◆ **GOAL OF THE EXERCISE**
Copy out each line in the material below that has the word "CREAR".

Dataset records
◆ ◆ ◆ ◆ ◆
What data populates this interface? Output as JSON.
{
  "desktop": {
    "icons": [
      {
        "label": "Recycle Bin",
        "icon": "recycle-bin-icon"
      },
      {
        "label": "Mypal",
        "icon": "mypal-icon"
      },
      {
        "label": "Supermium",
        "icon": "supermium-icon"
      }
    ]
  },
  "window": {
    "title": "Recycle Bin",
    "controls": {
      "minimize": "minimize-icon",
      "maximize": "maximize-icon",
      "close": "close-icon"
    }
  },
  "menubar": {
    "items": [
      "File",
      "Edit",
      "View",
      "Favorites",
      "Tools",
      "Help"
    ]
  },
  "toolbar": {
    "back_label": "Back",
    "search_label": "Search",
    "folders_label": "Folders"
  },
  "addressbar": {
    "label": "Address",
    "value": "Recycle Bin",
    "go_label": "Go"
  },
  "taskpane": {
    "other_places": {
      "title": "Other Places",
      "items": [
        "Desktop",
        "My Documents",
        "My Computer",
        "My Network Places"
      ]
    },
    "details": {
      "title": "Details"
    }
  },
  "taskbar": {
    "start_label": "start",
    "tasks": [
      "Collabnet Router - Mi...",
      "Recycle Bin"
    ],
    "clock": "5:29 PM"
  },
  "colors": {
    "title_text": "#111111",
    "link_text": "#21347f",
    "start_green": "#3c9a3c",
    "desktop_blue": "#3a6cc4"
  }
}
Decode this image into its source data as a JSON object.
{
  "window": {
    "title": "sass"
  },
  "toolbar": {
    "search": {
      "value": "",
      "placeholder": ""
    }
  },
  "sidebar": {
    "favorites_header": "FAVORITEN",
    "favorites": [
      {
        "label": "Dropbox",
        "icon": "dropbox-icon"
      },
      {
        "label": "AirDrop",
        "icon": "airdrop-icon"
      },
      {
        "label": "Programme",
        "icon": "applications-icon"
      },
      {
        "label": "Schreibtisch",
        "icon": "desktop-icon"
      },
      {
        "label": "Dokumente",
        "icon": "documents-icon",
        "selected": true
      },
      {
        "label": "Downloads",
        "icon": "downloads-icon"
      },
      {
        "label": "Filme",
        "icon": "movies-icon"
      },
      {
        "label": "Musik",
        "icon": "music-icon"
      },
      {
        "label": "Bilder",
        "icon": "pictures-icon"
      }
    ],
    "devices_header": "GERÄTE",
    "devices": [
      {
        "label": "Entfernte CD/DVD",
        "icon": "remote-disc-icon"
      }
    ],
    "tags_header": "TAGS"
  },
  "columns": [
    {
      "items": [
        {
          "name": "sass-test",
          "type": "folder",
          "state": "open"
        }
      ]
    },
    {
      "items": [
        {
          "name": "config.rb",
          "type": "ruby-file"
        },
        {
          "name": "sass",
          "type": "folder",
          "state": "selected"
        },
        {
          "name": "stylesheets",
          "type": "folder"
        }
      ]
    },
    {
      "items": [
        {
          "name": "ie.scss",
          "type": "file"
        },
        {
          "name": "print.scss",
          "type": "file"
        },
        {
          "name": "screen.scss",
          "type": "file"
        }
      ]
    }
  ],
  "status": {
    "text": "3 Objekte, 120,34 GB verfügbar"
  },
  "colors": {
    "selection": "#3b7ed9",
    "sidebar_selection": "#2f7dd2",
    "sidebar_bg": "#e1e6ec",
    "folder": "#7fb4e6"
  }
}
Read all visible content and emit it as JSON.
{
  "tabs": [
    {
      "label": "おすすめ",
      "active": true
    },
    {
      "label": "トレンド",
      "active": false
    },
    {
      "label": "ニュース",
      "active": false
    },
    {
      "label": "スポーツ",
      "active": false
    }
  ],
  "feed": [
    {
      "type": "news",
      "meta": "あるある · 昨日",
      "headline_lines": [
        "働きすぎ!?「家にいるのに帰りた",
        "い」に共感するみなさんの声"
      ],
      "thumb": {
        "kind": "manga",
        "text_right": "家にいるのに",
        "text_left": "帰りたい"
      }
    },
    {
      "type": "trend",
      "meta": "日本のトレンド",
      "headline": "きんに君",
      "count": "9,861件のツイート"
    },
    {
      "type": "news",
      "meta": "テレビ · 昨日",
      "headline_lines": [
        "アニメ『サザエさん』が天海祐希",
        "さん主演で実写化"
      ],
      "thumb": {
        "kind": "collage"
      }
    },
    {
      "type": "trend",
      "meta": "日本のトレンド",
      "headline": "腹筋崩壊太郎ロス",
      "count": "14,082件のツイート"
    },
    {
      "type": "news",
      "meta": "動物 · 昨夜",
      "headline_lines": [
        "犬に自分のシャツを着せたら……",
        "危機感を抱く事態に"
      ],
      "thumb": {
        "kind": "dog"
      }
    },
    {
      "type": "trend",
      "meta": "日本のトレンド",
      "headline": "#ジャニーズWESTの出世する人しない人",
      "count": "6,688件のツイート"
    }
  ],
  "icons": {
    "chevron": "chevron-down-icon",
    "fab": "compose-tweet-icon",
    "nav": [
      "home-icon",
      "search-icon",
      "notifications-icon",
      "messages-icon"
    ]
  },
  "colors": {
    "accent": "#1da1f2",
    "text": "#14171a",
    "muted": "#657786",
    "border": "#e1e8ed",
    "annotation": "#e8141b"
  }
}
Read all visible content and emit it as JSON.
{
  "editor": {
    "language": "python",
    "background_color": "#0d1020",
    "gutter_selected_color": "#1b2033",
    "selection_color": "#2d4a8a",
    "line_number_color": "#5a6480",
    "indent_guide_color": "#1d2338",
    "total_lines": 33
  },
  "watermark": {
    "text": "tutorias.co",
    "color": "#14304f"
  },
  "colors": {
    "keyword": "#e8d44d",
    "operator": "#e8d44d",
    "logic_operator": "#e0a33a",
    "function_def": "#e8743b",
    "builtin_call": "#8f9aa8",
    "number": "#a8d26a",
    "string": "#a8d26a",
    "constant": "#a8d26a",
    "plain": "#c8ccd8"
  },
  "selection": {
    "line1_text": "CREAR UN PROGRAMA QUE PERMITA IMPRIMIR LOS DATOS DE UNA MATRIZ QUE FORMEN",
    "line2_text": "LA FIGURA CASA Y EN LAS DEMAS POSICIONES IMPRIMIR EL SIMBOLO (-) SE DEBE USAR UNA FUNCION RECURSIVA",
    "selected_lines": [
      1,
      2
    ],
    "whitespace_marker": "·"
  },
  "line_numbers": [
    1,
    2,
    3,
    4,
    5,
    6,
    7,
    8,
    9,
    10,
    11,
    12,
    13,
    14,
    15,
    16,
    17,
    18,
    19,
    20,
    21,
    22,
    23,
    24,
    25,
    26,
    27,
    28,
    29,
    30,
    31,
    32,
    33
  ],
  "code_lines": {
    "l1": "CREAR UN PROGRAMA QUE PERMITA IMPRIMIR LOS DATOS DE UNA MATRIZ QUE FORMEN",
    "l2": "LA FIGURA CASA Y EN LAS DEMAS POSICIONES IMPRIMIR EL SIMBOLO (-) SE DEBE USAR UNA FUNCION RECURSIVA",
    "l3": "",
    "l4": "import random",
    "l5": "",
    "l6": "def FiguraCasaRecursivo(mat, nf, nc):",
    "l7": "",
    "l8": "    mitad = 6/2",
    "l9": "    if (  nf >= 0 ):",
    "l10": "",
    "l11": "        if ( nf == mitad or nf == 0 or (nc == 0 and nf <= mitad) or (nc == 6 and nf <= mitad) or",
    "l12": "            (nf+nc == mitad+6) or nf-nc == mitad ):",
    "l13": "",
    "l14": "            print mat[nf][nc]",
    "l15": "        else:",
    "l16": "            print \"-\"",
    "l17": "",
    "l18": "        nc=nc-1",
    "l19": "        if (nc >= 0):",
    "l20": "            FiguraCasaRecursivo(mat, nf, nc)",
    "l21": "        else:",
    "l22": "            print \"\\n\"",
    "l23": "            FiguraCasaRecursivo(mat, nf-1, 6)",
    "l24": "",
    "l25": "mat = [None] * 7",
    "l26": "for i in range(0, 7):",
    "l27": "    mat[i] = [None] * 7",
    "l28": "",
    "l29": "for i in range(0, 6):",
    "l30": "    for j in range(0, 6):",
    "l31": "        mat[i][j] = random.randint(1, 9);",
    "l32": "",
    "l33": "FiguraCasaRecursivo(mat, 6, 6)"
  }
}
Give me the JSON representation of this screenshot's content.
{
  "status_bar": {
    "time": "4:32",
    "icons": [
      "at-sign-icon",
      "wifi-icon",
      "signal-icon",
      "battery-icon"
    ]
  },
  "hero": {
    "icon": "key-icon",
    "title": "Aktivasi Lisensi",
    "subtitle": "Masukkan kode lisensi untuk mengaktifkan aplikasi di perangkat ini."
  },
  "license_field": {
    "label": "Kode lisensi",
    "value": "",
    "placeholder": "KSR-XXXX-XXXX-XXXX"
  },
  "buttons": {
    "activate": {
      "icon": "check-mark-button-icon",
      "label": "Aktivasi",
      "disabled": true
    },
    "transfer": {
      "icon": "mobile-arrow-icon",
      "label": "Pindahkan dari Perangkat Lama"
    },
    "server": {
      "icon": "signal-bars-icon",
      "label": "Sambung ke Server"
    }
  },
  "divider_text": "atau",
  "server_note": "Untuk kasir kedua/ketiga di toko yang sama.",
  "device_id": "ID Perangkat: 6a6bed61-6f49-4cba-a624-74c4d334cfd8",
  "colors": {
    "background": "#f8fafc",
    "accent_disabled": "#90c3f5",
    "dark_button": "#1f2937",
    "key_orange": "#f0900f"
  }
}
◆ ◆ ◆ ◆ ◆
◆ **WORKED SOLUTION**
    "line1_text": "CREAR UN PROGRAMA QUE PERMITA IMPRIMIR LOS DATOS DE UNA MATRIZ QUE FORMEN",
    "l1": "CREAR UN PROGRAMA QUE PERMITA IMPRIMIR LOS DATOS DE UNA MATRIZ QUE FORMEN",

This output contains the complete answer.